Challenge: The listing must be reproduced in full, exactly as it stands.
○ ○ ○ ○ ○ ○ ○
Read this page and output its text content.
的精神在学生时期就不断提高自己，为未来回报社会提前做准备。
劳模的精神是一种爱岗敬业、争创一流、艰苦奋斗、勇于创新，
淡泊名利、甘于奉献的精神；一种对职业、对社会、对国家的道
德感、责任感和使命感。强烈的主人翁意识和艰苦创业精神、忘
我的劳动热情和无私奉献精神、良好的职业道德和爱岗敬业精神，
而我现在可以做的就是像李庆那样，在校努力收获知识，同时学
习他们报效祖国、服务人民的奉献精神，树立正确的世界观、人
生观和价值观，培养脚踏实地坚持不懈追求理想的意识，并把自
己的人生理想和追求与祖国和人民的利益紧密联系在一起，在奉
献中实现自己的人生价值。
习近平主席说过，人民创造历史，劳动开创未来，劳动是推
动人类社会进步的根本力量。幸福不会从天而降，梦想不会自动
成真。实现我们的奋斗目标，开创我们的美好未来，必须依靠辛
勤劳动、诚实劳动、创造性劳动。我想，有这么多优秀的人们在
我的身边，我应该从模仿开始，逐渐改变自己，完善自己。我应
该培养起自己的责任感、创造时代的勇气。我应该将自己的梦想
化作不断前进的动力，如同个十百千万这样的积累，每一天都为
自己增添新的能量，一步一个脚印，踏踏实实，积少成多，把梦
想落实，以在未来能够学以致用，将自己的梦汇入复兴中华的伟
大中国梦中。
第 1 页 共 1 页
○ ○ ○ ○ ○ ○ ○
The answer:
Read this page and output its text content.
的精神在学生时期就不断提高自己，为未来回报社会提前做准备。
劳模的精神是一种爱岗敬业、争创一流、艰苦奋斗、勇于创新，
淡泊名利、甘于奉献的精神；一种对职业、对社会、对国家的道
德感、责任感和使命感。强烈的主人翁意识和艰苦创业精神、忘
我的劳动热情和无私奉献精神、良好的职业道德和爱岗敬业精神，
而我现在可以做的就是像李庆那样，在校努力收获知识，同时学
习他们报效祖国、服务人民的奉献精神，树立正确的世界观、人
生观和价值观，培养脚踏实地坚持不懈追求理想的意识，并把自
己的人生理想和追求与祖国和人民的利益紧密联系在一起，在奉
献中实现自己的人生价值。
习近平主席说过，人民创造历史，劳动开创未来，劳动是推
动人类社会进步的根本力量。幸福不会从天而降，梦想不会自动
成真。实现我们的奋斗目标，开创我们的美好未来，必须依靠辛
勤劳动、诚实劳动、创造性劳动。我想，有这么多优秀的人们在
我的身边，我应该从模仿开始，逐渐改变自己，完善自己。我应
该培养起自己的责任感、创造时代的勇气。我应该将自己的梦想
化作不断前进的动力，如同个十百千万这样的积累，每一天都为
自己增添新的能量，一步一个脚印，踏踏实实，积少成多，把梦
想落实，以在未来能够学以致用，将自己的梦汇入复兴中华的伟
大中国梦中。
第 1 页 共 1 页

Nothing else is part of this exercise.